| What needs to be done |
Set down the line that contains "Extract all readable text from this page." and every line after it to the end of the entries, exactly as they stand and nothing more.

| Extracted data |
## BEGIN

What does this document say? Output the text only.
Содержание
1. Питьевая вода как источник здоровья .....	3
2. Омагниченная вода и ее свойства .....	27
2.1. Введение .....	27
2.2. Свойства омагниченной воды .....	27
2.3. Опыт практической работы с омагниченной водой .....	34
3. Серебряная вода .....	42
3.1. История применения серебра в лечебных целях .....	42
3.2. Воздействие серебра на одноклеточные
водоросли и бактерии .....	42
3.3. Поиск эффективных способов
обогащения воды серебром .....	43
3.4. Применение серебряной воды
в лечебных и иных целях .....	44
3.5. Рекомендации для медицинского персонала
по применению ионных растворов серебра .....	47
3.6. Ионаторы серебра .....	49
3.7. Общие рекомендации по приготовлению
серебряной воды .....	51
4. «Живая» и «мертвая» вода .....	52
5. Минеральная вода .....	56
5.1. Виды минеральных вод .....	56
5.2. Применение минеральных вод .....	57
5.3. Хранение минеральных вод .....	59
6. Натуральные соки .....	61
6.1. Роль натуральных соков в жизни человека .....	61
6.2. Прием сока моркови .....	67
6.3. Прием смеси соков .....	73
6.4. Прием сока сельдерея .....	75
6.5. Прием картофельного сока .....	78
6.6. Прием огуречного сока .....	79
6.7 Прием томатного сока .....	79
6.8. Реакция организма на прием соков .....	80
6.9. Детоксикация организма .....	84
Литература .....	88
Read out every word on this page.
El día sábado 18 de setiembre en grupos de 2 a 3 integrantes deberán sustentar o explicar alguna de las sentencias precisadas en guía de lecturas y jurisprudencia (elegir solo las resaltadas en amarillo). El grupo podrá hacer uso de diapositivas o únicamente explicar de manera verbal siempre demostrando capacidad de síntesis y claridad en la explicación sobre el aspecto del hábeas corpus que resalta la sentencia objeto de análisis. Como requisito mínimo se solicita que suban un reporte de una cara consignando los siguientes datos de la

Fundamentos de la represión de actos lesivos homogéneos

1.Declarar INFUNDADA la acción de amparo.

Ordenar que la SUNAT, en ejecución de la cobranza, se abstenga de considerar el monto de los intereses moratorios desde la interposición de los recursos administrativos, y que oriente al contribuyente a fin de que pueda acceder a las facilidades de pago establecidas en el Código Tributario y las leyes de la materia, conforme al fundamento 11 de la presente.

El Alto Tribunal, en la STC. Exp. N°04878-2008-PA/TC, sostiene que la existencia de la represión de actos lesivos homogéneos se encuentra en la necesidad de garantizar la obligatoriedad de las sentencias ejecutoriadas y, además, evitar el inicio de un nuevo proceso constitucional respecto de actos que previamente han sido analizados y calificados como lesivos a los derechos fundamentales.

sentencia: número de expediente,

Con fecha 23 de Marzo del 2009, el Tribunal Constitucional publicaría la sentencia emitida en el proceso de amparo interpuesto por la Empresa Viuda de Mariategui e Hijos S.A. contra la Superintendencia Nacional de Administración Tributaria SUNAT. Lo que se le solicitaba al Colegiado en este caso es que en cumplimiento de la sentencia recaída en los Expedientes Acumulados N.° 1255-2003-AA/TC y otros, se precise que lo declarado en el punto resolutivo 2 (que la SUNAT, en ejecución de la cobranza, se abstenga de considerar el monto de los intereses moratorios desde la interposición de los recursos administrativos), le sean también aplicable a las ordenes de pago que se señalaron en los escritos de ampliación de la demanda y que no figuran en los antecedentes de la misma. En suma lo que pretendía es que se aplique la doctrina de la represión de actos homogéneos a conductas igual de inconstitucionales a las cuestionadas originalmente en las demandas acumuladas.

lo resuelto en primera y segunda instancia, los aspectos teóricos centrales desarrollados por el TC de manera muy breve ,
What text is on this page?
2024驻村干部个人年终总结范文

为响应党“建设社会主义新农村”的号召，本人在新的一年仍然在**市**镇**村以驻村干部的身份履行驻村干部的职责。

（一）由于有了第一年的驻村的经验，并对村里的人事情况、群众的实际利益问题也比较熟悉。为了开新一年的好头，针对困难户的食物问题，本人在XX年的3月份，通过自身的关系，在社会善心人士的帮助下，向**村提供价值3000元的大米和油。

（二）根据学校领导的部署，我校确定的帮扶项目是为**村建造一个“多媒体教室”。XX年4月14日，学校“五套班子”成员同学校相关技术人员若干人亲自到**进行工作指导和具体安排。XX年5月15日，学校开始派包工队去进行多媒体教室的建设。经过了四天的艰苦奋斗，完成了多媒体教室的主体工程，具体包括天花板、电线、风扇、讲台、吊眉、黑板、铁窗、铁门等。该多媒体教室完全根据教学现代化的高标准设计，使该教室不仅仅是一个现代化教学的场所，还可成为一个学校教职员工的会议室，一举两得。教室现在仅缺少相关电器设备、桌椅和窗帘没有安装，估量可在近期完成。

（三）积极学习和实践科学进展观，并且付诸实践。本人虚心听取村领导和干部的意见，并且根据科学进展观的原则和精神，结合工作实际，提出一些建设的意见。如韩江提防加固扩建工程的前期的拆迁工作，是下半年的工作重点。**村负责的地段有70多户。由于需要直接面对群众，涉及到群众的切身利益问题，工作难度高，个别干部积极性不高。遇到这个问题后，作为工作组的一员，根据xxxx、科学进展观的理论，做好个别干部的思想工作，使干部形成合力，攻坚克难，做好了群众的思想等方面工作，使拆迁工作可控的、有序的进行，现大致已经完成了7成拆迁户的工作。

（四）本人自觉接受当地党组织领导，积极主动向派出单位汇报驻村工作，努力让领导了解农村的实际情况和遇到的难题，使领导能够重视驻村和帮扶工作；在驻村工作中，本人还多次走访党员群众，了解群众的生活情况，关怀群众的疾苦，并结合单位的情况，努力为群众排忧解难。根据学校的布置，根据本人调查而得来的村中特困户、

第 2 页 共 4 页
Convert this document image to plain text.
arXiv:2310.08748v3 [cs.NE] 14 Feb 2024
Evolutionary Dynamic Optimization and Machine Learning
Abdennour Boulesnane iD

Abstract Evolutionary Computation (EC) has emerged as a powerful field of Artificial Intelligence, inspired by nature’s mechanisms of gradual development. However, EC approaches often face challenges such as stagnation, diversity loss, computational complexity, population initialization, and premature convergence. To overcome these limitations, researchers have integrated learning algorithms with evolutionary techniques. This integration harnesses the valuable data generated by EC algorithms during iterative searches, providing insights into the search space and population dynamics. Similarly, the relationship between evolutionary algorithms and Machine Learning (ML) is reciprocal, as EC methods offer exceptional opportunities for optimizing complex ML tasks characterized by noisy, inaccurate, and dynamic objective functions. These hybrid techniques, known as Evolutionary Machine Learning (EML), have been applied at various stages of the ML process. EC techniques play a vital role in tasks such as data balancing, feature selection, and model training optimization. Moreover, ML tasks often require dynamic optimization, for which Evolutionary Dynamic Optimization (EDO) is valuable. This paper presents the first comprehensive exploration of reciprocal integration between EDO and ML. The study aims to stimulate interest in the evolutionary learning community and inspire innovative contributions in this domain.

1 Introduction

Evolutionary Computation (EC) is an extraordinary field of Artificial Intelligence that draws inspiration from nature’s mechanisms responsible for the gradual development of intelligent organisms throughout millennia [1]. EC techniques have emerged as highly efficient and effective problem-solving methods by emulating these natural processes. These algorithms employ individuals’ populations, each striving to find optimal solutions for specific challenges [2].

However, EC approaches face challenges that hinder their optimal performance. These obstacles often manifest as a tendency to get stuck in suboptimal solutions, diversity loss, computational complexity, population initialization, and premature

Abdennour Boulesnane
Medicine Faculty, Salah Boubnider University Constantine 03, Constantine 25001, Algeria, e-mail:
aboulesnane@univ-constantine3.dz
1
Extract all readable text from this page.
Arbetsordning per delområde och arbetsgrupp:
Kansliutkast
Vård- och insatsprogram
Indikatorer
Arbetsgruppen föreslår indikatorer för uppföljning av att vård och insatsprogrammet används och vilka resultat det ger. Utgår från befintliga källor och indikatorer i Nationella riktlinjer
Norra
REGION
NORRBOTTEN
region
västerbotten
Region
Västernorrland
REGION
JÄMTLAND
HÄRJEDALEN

## END

| Exercise output |
Extract all readable text from this page.
Arbetsordning per delområde och arbetsgrupp:
Kansliutkast
Vård- och insatsprogram
Indikatorer
Arbetsgruppen föreslår indikatorer för uppföljning av att vård och insatsprogrammet används och vilka resultat det ger. Utgår från befintliga källor och indikatorer i Nationella riktlinjer
Norra
REGION
NORRBOTTEN
region
västerbotten
Region
Västernorrland
REGION
JÄMTLAND
HÄRJEDALEN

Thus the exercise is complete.